__Material provided__:
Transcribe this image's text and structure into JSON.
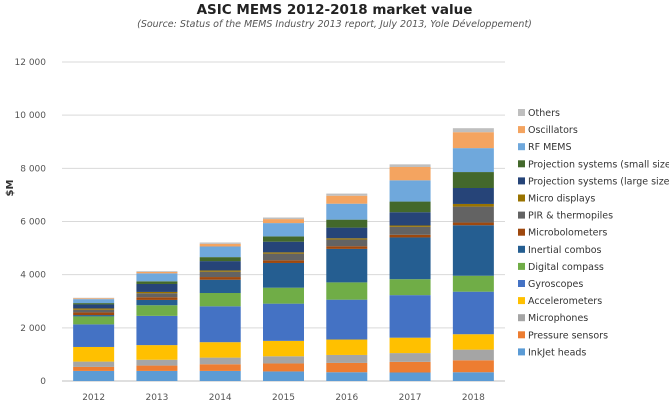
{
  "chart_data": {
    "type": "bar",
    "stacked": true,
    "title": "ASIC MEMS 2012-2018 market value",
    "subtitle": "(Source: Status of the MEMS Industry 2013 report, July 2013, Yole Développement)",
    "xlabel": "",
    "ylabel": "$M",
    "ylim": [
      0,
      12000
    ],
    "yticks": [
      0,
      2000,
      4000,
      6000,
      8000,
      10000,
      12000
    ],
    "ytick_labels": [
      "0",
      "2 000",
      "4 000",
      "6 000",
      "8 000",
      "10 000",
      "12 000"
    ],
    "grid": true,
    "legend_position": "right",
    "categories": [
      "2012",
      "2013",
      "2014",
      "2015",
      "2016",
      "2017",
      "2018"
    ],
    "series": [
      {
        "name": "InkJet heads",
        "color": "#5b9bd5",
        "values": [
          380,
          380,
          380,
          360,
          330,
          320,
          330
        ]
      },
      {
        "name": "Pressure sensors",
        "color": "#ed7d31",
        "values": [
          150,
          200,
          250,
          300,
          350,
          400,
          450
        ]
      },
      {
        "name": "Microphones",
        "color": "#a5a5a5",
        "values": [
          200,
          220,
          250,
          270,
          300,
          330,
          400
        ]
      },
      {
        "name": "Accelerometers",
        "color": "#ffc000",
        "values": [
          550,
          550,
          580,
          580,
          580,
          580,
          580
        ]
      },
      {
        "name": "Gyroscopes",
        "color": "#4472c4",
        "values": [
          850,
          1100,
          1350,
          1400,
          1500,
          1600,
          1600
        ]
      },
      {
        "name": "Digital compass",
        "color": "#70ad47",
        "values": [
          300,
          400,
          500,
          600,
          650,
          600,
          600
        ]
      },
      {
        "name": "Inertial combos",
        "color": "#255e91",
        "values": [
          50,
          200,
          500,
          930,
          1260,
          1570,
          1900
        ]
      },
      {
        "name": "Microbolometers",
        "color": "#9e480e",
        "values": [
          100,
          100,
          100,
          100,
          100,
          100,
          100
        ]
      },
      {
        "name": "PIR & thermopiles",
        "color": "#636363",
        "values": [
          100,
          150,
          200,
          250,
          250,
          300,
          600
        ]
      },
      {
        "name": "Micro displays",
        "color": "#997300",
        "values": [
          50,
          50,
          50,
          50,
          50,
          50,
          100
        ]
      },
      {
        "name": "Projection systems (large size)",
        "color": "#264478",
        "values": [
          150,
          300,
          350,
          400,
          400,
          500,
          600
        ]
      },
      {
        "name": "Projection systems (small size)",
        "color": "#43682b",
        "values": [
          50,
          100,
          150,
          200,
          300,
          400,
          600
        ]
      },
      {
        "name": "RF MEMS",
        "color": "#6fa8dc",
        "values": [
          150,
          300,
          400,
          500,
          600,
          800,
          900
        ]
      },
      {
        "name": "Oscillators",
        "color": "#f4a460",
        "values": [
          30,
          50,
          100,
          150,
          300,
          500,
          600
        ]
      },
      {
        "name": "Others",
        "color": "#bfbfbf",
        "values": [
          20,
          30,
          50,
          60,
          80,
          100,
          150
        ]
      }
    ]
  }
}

__Written request__: Print the records word for word and exclude any picture they hold.

__Answer for this exercise__:
Transcribe this image's text and structure into JSON.
{
  "chart_data": {
    "type": "bar",
    "stacked": true,
    "title": "ASIC MEMS 2012-2018 market value",
    "subtitle": "(Source: Status of the MEMS Industry 2013 report, July 2013, Yole Développement)",
    "xlabel": "",
    "ylabel": "$M",
    "ylim": [
      0,
      12000
    ],
    "yticks": [
      0,
      2000,
      4000,
      6000,
      8000,
      10000,
      12000
    ],
    "ytick_labels": [
      "0",
      "2 000",
      "4 000",
      "6 000",
      "8 000",
      "10 000",
      "12 000"
    ],
    "grid": true,
    "legend_position": "right",
    "categories": [
      "2012",
      "2013",
      "2014",
      "2015",
      "2016",
      "2017",
      "2018"
    ],
    "series": [
      {
        "name": "InkJet heads",
        "color": "#5b9bd5",
        "values": [
          380,
          380,
          380,
          360,
          330,
          320,
          330
        ]
      },
      {
        "name": "Pressure sensors",
        "color": "#ed7d31",
        "values": [
          150,
          200,
          250,
          300,
          350,
          400,
          450
        ]
      },
      {
        "name": "Microphones",
        "color": "#a5a5a5",
        "values": [
          200,
          220,
          250,
          270,
          300,
          330,
          400
        ]
      },
      {
        "name": "Accelerometers",
        "color": "#ffc000",
        "values": [
          550,
          550,
          580,
          580,
          580,
          580,
          580
        ]
      },
      {
        "name": "Gyroscopes",
        "color": "#4472c4",
        "values": [
          850,
          1100,
          1350,
          1400,
          1500,
          1600,
          1600
        ]
      },
      {
        "name": "Digital compass",
        "color": "#70ad47",
        "values": [
          300,
          400,
          500,
          600,
          650,
          600,
          600
        ]
      },
      {
        "name": "Inertial combos",
        "color": "#255e91",
        "values": [
          50,
          200,
          500,
          930,
          1260,
          1570,
          1900
        ]
      },
      {
        "name": "Microbolometers",
        "color": "#9e480e",
        "values": [
          100,
          100,
          100,
          100,
          100,
          100,
          100
        ]
      },
      {
        "name": "PIR & thermopiles",
        "color": "#636363",
        "values": [
          100,
          150,
          200,
          250,
          250,
          300,
          600
        ]
      },
      {
        "name": "Micro displays",
        "color": "#997300",
        "values": [
          50,
          50,
          50,
          50,
          50,
          50,
          100
        ]
      },
      {
        "name": "Projection systems (large size)",
        "color": "#264478",
        "values": [
          150,
          300,
          350,
          400,
          400,
          500,
          600
        ]
      },
      {
        "name": "Projection systems (small size)",
        "color": "#43682b",
        "values": [
          50,
          100,
          150,
          200,
          300,
          400,
          600
        ]
      },
      {
        "name": "RF MEMS",
        "color": "#6fa8dc",
        "values": [
          150,
          300,
          400,
          500,
          600,
          800,
          900
        ]
      },
      {
        "name": "Oscillators",
        "color": "#f4a460",
        "values": [
          30,
          50,
          100,
          150,
          300,
          500,
          600
        ]
      },
      {
        "name": "Others",
        "color": "#bfbfbf",
        "values": [
          20,
          30,
          50,
          60,
          80,
          100,
          150
        ]
      }
    ]
  }
}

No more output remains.